→ **Stated task**:
Spot every line with the word "source" and return it.
_ _ _ _ _
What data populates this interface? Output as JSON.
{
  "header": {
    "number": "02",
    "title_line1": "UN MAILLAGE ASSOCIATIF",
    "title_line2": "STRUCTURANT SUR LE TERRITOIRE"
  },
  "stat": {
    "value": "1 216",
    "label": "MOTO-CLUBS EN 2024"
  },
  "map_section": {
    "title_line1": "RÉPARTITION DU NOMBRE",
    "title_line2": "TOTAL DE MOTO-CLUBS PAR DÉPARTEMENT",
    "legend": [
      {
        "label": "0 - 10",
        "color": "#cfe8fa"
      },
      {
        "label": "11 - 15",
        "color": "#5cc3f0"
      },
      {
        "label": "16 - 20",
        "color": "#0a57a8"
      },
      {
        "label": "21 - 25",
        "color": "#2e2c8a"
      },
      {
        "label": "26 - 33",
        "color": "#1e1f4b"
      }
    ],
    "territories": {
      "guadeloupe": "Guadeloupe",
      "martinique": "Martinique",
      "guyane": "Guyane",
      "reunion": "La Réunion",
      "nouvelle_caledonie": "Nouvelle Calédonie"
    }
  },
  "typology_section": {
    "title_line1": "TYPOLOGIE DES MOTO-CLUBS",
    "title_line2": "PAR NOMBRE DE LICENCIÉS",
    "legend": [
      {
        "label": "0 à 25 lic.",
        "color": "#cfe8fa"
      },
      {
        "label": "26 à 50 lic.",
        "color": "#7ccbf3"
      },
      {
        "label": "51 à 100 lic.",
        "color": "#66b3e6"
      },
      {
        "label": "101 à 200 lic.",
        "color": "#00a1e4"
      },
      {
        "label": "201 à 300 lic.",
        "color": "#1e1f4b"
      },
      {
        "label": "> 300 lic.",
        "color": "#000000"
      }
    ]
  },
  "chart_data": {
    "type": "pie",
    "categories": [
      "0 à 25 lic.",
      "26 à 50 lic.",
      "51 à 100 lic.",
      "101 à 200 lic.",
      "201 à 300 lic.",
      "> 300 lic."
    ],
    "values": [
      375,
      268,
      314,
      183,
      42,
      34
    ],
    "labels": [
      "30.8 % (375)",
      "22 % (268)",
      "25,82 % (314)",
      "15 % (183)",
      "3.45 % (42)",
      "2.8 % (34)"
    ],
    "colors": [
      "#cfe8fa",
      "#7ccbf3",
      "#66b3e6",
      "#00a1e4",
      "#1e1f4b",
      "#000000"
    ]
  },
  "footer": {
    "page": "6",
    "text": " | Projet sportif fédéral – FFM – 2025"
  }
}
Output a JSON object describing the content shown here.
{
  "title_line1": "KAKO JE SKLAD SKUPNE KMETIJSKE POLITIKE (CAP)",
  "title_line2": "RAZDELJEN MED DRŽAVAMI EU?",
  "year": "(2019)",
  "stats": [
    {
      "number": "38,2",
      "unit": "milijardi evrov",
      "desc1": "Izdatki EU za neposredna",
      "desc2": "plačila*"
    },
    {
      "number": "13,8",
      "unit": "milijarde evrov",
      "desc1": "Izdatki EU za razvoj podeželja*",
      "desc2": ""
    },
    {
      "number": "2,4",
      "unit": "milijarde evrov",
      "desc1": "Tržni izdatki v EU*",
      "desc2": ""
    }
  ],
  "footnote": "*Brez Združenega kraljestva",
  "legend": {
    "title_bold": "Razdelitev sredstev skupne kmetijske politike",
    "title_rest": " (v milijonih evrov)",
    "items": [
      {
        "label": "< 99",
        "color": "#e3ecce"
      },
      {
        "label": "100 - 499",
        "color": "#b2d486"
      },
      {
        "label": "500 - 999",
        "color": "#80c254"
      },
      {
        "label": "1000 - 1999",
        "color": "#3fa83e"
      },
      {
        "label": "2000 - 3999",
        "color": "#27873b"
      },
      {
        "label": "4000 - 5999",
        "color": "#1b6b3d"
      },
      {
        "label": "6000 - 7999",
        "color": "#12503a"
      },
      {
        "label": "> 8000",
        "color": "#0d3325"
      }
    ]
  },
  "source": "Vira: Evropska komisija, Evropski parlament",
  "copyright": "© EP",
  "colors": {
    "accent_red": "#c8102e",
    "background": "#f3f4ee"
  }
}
_ _ _ _ _
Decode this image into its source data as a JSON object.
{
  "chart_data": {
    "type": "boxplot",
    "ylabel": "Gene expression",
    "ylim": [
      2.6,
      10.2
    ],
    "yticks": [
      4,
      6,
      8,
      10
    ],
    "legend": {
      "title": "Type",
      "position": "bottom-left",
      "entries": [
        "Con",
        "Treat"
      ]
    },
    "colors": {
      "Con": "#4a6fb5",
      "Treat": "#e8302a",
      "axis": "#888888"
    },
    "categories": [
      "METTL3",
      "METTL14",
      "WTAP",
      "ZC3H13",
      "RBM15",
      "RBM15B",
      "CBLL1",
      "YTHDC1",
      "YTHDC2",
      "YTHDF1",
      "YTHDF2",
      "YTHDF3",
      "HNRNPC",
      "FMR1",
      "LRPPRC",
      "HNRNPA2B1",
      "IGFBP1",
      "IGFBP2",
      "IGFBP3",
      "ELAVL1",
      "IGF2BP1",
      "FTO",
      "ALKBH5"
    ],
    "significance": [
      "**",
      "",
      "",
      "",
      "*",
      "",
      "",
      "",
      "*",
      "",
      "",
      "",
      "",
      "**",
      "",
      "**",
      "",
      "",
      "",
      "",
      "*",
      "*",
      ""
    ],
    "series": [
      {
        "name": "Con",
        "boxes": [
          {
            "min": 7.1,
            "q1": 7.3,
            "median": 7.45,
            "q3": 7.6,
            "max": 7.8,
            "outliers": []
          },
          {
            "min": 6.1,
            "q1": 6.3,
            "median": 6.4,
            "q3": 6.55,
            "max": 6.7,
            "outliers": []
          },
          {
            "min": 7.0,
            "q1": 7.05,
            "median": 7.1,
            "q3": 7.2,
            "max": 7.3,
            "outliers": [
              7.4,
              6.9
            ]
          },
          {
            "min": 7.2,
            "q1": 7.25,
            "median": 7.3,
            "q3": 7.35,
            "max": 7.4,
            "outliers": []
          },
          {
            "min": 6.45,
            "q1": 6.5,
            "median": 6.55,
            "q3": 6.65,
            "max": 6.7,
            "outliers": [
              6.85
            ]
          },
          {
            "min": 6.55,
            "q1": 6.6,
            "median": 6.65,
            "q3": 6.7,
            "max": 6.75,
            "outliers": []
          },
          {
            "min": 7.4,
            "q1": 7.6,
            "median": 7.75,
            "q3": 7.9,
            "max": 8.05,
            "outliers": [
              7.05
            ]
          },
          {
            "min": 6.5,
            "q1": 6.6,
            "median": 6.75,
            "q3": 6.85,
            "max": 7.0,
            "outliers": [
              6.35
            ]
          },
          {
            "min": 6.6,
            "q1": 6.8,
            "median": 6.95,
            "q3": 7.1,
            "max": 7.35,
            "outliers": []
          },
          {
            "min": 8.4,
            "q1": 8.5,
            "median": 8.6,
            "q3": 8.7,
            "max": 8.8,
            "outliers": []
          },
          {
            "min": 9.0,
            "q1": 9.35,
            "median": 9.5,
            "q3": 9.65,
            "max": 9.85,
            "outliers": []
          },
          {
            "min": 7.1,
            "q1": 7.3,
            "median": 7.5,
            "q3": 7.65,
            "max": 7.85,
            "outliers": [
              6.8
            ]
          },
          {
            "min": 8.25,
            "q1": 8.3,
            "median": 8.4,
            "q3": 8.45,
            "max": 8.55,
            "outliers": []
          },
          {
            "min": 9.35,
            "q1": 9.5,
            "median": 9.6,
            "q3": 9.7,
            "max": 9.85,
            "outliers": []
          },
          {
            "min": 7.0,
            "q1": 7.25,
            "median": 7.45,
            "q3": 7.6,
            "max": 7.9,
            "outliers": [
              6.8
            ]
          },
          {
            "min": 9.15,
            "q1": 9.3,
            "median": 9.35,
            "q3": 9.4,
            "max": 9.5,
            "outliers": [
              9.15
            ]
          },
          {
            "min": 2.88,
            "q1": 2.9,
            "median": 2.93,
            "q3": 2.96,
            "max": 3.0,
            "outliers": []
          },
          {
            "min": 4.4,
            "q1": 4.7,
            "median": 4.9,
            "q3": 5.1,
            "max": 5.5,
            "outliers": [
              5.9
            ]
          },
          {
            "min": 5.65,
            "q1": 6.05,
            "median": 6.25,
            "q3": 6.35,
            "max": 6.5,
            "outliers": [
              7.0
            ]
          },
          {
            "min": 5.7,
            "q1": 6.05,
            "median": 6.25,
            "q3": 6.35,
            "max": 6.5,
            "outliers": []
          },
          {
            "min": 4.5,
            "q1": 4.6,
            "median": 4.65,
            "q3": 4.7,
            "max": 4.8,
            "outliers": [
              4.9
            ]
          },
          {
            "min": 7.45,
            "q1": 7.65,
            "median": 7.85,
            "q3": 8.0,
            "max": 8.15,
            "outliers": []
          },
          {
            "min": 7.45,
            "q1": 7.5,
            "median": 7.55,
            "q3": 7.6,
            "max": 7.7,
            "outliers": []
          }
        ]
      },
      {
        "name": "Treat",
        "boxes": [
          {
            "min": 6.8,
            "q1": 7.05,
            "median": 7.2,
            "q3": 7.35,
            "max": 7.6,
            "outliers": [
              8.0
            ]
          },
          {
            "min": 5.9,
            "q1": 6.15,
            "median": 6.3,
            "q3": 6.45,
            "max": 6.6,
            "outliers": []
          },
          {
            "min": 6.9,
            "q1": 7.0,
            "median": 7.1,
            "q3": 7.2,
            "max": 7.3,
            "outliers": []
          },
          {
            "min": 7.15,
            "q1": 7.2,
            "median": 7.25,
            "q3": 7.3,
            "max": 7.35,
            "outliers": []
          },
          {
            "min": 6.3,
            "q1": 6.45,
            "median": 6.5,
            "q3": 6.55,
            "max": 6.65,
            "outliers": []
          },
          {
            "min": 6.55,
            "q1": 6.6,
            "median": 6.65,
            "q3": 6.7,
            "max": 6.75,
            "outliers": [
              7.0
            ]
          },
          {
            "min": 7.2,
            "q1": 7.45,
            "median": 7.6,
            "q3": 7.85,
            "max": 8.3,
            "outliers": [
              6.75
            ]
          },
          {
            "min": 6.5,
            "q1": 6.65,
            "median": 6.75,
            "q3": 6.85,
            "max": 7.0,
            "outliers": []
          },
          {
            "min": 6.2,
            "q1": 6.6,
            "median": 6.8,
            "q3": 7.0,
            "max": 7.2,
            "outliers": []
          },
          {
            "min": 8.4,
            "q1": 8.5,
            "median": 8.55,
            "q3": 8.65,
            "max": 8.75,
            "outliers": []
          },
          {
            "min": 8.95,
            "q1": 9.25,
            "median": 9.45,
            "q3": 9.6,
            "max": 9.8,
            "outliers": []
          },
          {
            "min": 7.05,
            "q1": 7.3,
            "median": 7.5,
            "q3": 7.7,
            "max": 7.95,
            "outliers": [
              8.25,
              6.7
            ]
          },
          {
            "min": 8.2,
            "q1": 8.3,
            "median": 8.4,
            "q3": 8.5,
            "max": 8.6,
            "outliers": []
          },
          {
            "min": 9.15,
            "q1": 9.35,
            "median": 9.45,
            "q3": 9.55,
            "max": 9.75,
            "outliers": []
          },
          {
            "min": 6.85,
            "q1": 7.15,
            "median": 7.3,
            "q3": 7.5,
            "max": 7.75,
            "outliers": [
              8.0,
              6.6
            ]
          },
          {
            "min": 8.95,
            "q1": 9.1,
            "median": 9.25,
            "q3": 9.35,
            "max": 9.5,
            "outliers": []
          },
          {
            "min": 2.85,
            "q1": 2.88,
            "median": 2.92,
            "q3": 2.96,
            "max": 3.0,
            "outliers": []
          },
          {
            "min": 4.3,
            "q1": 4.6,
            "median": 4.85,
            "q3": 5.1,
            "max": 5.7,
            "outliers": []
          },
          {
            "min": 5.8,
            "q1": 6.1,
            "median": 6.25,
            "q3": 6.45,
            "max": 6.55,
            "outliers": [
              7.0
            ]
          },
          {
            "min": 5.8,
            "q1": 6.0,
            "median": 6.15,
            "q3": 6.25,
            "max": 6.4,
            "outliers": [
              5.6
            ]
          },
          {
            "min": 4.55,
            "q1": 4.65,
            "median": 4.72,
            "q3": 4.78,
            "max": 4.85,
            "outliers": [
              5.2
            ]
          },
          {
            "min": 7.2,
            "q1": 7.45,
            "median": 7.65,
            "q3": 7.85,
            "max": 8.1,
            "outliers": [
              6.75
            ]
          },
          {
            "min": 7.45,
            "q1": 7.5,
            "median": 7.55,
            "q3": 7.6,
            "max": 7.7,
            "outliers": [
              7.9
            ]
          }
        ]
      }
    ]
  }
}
_ _ _ _ _
→ **Output of the task**:
  "source": "Vira: Evropska komisija, Evropski parlament",
Decode this image into its source data as a JSON object.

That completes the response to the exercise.